◆ **Data extracted from a collection**:
====

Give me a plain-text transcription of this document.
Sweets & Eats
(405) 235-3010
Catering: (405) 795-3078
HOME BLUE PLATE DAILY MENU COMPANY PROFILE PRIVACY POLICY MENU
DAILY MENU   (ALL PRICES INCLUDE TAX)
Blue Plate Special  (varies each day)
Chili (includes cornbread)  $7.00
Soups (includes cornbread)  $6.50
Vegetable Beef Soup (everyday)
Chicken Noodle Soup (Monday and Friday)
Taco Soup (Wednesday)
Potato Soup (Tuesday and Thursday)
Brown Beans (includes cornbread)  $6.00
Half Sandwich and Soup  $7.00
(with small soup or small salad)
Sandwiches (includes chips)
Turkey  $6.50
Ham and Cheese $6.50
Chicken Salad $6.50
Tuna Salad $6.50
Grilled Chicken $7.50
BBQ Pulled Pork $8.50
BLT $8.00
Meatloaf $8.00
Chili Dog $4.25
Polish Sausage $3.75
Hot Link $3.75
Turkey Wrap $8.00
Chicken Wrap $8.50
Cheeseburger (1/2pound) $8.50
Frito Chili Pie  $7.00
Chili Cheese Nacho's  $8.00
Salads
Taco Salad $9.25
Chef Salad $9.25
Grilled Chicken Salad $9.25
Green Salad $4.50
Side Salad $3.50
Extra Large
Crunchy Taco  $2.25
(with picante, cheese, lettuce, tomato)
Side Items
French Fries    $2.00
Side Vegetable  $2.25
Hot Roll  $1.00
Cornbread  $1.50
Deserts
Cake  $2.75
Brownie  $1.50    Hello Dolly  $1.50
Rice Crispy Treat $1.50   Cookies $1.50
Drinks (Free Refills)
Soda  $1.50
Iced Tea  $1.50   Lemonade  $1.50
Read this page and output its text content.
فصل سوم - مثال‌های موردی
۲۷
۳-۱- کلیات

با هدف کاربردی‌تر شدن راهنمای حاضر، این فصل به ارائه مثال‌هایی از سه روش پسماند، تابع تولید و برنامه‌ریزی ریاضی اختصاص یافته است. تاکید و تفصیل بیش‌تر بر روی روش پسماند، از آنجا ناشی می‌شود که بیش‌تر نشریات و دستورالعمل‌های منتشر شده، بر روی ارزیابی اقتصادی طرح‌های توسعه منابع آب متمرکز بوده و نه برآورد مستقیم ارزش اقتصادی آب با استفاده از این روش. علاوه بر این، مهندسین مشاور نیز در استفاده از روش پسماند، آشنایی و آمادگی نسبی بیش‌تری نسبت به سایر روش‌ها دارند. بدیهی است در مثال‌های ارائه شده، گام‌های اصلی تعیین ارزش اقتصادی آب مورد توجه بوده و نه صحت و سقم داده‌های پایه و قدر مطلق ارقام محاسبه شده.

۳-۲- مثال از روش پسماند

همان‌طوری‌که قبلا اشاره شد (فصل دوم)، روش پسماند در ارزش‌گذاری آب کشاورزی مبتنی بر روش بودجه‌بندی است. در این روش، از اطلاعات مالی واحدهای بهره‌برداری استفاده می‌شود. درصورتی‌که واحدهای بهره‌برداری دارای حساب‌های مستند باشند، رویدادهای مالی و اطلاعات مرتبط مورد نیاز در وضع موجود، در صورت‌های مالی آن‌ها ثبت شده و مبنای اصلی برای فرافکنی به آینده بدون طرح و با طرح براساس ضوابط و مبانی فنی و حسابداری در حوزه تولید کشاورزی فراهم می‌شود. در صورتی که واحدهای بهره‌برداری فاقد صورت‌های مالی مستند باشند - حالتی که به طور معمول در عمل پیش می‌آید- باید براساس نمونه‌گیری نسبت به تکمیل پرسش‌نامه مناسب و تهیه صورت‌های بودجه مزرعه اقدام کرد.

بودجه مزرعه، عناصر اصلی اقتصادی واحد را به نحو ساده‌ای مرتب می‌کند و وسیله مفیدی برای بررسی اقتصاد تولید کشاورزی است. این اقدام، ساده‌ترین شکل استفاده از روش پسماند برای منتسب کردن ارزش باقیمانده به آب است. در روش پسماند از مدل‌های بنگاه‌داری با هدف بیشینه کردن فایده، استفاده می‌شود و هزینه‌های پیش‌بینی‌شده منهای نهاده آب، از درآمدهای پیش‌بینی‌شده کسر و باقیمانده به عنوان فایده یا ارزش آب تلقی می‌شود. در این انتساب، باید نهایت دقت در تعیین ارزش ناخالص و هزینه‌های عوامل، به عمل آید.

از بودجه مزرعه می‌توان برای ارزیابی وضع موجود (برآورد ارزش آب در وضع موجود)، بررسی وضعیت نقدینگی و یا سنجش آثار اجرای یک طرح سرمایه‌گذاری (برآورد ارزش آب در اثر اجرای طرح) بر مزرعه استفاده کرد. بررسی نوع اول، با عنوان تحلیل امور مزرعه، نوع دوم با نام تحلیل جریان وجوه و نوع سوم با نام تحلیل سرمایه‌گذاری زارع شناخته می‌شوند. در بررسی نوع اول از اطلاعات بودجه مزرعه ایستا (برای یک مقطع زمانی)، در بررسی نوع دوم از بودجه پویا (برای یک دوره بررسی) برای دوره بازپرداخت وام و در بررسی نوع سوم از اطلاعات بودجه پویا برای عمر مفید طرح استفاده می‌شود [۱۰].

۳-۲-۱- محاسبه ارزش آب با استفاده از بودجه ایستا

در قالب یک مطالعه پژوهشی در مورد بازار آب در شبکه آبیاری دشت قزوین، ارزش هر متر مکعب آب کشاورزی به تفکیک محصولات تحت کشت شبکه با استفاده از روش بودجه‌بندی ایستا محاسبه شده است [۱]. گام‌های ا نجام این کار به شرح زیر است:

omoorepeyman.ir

====

◆ **GIVEN REQUEST**: Write only the number of lines in the records that include the word "Chili".

◆ **FINAL ANSWER**: 4